> [GIVEN REQUEST]: An exact copy of all the data is required, with pictures left out.

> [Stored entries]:
··········

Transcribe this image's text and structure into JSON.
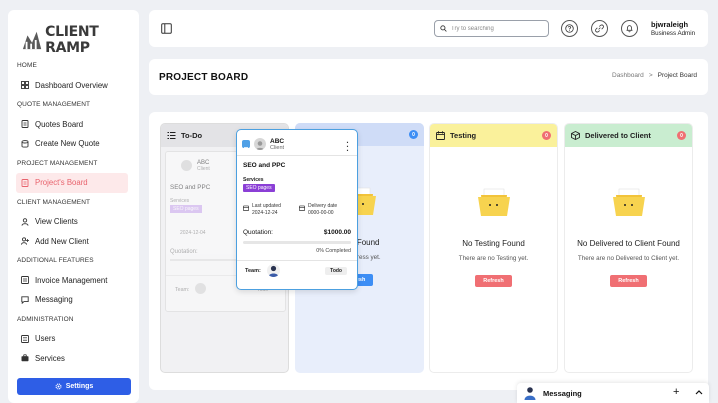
{
  "app": {
    "logo_text": "CLIENT RAMP"
  },
  "sidebar": {
    "sections": [
      {
        "title": "HOME",
        "items": [
          {
            "label": "Dashboard Overview",
            "icon": "grid-icon"
          }
        ]
      },
      {
        "title": "QUOTE MANAGEMENT",
        "items": [
          {
            "label": "Quotes Board",
            "icon": "document-icon"
          },
          {
            "label": "Create New Quote",
            "icon": "database-icon"
          }
        ]
      },
      {
        "title": "PROJECT MANAGEMENT",
        "items": [
          {
            "label": "Project's Board",
            "icon": "document-icon",
            "active": true
          }
        ]
      },
      {
        "title": "CLIENT MANAGEMENT",
        "items": [
          {
            "label": "View Clients",
            "icon": "user-icon"
          },
          {
            "label": "Add New Client",
            "icon": "user-plus-icon"
          }
        ]
      },
      {
        "title": "ADDITIONAL FEATURES",
        "items": [
          {
            "label": "Invoice Management",
            "icon": "invoice-icon"
          },
          {
            "label": "Messaging",
            "icon": "chat-icon"
          }
        ]
      },
      {
        "title": "ADMINISTRATION",
        "items": [
          {
            "label": "Users",
            "icon": "list-icon"
          },
          {
            "label": "Services",
            "icon": "briefcase-icon"
          }
        ]
      }
    ],
    "settings_label": "Settings"
  },
  "header": {
    "search_placeholder": "Try to searching",
    "user_name": "bjwraleigh",
    "user_role": "Business Admin"
  },
  "page": {
    "title": "PROJECT BOARD",
    "breadcrumb": [
      "Dashboard",
      ">",
      "Project Board"
    ]
  },
  "board": {
    "columns": [
      {
        "key": "todo",
        "title": "To-Do"
      },
      {
        "key": "progress",
        "title": "",
        "count": "0",
        "empty_title": "ress Found",
        "empty_sub": "n Progress yet.",
        "refresh": "resh"
      },
      {
        "key": "testing",
        "title": "Testing",
        "count": "0",
        "empty_title": "No Testing Found",
        "empty_sub": "There are no Testing yet.",
        "refresh": "Refresh"
      },
      {
        "key": "delivered",
        "title": "Delivered to Client",
        "count": "0",
        "empty_title": "No Delivered to Client Found",
        "empty_sub": "There are no Delivered to Client yet.",
        "refresh": "Refresh"
      }
    ],
    "ghost_card": {
      "client_name": "ABC",
      "client_role": "Client",
      "title": "SEO and PPC",
      "services_label": "Services",
      "service_tag": "SEO pages",
      "last_updated": "2024-12-04",
      "quotation_label": "Quotation:",
      "team_label": "Team:",
      "status": "Todo"
    },
    "card": {
      "client_name": "ABC",
      "client_role": "Client",
      "title": "SEO and PPC",
      "services_label": "Services",
      "service_tag": "SEO pages",
      "last_updated_label": "Last updated",
      "last_updated": "2024-12-24",
      "delivery_label": "Delivery date",
      "delivery_date": "0000-00-00",
      "quotation_label": "Quotation:",
      "quotation_value": "$1000.00",
      "progress": 0,
      "progress_text": "0% Completed",
      "team_label": "Team:",
      "status": "Todo"
    }
  },
  "messaging": {
    "title": "Messaging"
  },
  "colors": {
    "primary": "#2e5ee6",
    "active_bg": "#fde9ea",
    "active_text": "#e8636d",
    "accent_card": "#4ca0e0",
    "service_tag": "#8b3fd6",
    "badge": "#f06f73",
    "badge_blue": "#3d8ef5"
  }
}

··········

> [WRITTEN REPLY]:
Transcribe this image's text and structure into JSON.
{
  "app": {
    "logo_text": "CLIENT RAMP"
  },
  "sidebar": {
    "sections": [
      {
        "title": "HOME",
        "items": [
          {
            "label": "Dashboard Overview",
            "icon": "grid-icon"
          }
        ]
      },
      {
        "title": "QUOTE MANAGEMENT",
        "items": [
          {
            "label": "Quotes Board",
            "icon": "document-icon"
          },
          {
            "label": "Create New Quote",
            "icon": "database-icon"
          }
        ]
      },
      {
        "title": "PROJECT MANAGEMENT",
        "items": [
          {
            "label": "Project's Board",
            "icon": "document-icon",
            "active": true
          }
        ]
      },
      {
        "title": "CLIENT MANAGEMENT",
        "items": [
          {
            "label": "View Clients",
            "icon": "user-icon"
          },
          {
            "label": "Add New Client",
            "icon": "user-plus-icon"
          }
        ]
      },
      {
        "title": "ADDITIONAL FEATURES",
        "items": [
          {
            "label": "Invoice Management",
            "icon": "invoice-icon"
          },
          {
            "label": "Messaging",
            "icon": "chat-icon"
          }
        ]
      },
      {
        "title": "ADMINISTRATION",
        "items": [
          {
            "label": "Users",
            "icon": "list-icon"
          },
          {
            "label": "Services",
            "icon": "briefcase-icon"
          }
        ]
      }
    ],
    "settings_label": "Settings"
  },
  "header": {
    "search_placeholder": "Try to searching",
    "user_name": "bjwraleigh",
    "user_role": "Business Admin"
  },
  "page": {
    "title": "PROJECT BOARD",
    "breadcrumb": [
      "Dashboard",
      ">",
      "Project Board"
    ]
  },
  "board": {
    "columns": [
      {
        "key": "todo",
        "title": "To-Do"
      },
      {
        "key": "progress",
        "title": "",
        "count": "0",
        "empty_title": "ress Found",
        "empty_sub": "n Progress yet.",
        "refresh": "resh"
      },
      {
        "key": "testing",
        "title": "Testing",
        "count": "0",
        "empty_title": "No Testing Found",
        "empty_sub": "There are no Testing yet.",
        "refresh": "Refresh"
      },
      {
        "key": "delivered",
        "title": "Delivered to Client",
        "count": "0",
        "empty_title": "No Delivered to Client Found",
        "empty_sub": "There are no Delivered to Client yet.",
        "refresh": "Refresh"
      }
    ],
    "ghost_card": {
      "client_name": "ABC",
      "client_role": "Client",
      "title": "SEO and PPC",
      "services_label": "Services",
      "service_tag": "SEO pages",
      "last_updated": "2024-12-04",
      "quotation_label": "Quotation:",
      "team_label": "Team:",
      "status": "Todo"
    },
    "card": {
      "client_name": "ABC",
      "client_role": "Client",
      "title": "SEO and PPC",
      "services_label": "Services",
      "service_tag": "SEO pages",
      "last_updated_label": "Last updated",
      "last_updated": "2024-12-24",
      "delivery_label": "Delivery date",
      "delivery_date": "0000-00-00",
      "quotation_label": "Quotation:",
      "quotation_value": "$1000.00",
      "progress": 0,
      "progress_text": "0% Completed",
      "team_label": "Team:",
      "status": "Todo"
    }
  },
  "messaging": {
    "title": "Messaging"
  },
  "colors": {
    "primary": "#2e5ee6",
    "active_bg": "#fde9ea",
    "active_text": "#e8636d",
    "accent_card": "#4ca0e0",
    "service_tag": "#8b3fd6",
    "badge": "#f06f73",
    "badge_blue": "#3d8ef5"
  }
}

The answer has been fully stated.